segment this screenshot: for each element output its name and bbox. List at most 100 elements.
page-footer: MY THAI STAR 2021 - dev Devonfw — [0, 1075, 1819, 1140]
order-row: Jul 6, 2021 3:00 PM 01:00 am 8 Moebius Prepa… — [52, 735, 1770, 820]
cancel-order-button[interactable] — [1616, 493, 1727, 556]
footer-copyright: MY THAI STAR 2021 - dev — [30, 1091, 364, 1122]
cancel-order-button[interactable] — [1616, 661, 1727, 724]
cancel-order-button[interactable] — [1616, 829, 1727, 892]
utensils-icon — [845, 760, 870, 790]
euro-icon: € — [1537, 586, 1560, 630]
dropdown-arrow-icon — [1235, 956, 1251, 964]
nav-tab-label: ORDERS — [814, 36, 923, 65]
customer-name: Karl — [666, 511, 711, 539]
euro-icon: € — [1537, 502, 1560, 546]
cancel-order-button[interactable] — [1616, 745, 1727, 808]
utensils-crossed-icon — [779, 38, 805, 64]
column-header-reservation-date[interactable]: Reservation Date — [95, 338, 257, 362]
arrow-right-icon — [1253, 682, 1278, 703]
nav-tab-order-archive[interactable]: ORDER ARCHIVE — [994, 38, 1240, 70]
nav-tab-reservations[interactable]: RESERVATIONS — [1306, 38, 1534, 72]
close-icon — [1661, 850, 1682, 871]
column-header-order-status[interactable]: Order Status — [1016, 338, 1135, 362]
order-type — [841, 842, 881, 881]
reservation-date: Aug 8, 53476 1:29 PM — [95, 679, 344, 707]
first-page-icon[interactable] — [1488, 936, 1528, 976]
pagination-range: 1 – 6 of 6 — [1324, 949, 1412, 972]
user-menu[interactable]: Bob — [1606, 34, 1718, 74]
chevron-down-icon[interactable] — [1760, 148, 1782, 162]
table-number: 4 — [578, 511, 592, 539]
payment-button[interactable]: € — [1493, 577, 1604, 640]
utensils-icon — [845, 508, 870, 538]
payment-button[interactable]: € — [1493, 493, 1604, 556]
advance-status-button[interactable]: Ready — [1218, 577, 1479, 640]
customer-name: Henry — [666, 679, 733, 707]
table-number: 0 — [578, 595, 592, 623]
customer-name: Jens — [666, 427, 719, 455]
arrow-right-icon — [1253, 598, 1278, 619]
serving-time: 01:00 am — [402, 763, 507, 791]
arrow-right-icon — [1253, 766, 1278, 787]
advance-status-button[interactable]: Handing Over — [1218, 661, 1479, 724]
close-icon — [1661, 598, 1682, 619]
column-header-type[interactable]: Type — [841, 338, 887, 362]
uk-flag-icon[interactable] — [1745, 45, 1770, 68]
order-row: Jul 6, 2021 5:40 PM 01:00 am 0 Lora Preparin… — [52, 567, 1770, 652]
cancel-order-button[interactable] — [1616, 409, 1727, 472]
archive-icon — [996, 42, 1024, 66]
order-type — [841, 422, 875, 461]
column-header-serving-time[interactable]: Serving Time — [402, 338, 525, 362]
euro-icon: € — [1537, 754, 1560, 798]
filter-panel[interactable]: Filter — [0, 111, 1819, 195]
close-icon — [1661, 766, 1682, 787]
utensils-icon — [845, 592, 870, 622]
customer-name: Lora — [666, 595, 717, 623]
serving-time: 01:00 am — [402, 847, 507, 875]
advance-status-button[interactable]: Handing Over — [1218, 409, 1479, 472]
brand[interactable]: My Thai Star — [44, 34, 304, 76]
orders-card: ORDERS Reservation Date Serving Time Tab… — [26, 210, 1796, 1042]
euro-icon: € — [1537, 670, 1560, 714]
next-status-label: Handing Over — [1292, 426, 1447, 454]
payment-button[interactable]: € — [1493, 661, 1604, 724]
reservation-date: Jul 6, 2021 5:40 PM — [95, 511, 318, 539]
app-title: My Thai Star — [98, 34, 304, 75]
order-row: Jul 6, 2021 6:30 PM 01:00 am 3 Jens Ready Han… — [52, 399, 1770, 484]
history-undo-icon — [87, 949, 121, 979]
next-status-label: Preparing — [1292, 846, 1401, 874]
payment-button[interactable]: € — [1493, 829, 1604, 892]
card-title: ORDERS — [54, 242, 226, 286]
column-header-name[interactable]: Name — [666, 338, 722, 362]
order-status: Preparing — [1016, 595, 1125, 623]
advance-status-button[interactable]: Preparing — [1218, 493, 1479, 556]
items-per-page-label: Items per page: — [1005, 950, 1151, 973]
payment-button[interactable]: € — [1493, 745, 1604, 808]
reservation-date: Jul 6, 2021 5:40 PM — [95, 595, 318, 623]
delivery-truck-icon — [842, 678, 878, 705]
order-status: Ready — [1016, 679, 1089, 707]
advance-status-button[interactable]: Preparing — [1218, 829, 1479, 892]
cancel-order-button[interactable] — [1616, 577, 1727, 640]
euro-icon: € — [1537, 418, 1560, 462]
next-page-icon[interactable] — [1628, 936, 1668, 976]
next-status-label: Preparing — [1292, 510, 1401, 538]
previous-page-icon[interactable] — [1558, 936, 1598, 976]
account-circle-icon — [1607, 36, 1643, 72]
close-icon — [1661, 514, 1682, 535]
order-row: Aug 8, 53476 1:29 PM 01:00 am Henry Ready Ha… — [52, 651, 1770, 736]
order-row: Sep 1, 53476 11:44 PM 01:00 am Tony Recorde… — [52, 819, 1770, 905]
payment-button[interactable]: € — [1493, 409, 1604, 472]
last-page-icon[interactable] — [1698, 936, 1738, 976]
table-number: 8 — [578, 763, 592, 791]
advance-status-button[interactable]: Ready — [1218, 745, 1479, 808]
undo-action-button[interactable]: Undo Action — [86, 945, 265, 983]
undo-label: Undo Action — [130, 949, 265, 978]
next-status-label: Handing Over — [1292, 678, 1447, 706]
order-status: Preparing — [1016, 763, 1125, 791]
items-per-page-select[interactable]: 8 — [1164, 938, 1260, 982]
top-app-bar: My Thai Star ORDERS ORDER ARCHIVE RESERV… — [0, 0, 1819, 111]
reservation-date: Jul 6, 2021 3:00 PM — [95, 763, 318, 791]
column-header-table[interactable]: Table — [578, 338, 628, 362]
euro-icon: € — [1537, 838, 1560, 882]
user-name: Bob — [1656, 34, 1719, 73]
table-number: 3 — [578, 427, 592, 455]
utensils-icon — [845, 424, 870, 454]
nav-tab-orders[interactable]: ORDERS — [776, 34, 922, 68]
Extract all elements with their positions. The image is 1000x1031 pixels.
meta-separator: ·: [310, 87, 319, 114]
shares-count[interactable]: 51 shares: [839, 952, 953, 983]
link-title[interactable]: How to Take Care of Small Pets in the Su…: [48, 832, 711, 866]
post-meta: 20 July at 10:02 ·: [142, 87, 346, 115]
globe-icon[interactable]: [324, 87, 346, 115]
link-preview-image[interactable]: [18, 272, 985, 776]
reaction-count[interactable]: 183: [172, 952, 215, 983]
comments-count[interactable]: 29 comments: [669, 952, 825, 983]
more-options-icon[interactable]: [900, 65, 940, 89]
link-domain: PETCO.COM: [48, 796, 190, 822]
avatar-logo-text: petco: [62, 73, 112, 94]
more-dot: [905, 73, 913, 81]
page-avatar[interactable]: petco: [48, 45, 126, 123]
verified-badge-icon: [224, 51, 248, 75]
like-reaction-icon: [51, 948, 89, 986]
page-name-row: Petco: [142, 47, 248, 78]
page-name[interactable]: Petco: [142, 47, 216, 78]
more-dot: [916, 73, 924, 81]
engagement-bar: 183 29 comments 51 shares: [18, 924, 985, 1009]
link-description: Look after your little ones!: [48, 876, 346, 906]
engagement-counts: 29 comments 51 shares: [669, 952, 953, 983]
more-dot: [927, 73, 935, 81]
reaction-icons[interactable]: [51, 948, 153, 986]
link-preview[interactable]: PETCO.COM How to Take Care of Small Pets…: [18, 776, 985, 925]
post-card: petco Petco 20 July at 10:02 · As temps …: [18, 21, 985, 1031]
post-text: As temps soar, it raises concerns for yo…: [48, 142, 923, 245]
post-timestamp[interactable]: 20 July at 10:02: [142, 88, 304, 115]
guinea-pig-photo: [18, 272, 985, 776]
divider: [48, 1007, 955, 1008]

______

● YOUR OBJECTIVE
Extract the lines between the start of the records and the line containing "arrow-right-icon — [1253, 682, 1278, 703]", inclusive, and reproduce them verbatim.

● RESULT OF THE TASK
segment this screenshot: for each element output its name and bbox. List at most 100 elements.
page-footer: MY THAI STAR 2021 - dev Devonfw — [0, 1075, 1819, 1140]
order-row: Jul 6, 2021 3:00 PM 01:00 am 8 Moebius Prepa… — [52, 735, 1770, 820]
cancel-order-button[interactable] — [1616, 493, 1727, 556]
footer-copyright: MY THAI STAR 2021 - dev — [30, 1091, 364, 1122]
cancel-order-button[interactable] — [1616, 661, 1727, 724]
cancel-order-button[interactable] — [1616, 829, 1727, 892]
utensils-icon — [845, 760, 870, 790]
euro-icon: € — [1537, 586, 1560, 630]
dropdown-arrow-icon — [1235, 956, 1251, 964]
nav-tab-label: ORDERS — [814, 36, 923, 65]
customer-name: Karl — [666, 511, 711, 539]
euro-icon: € — [1537, 502, 1560, 546]
cancel-order-button[interactable] — [1616, 745, 1727, 808]
utensils-crossed-icon — [779, 38, 805, 64]
column-header-reservation-date[interactable]: Reservation Date — [95, 338, 257, 362]
arrow-right-icon — [1253, 682, 1278, 703]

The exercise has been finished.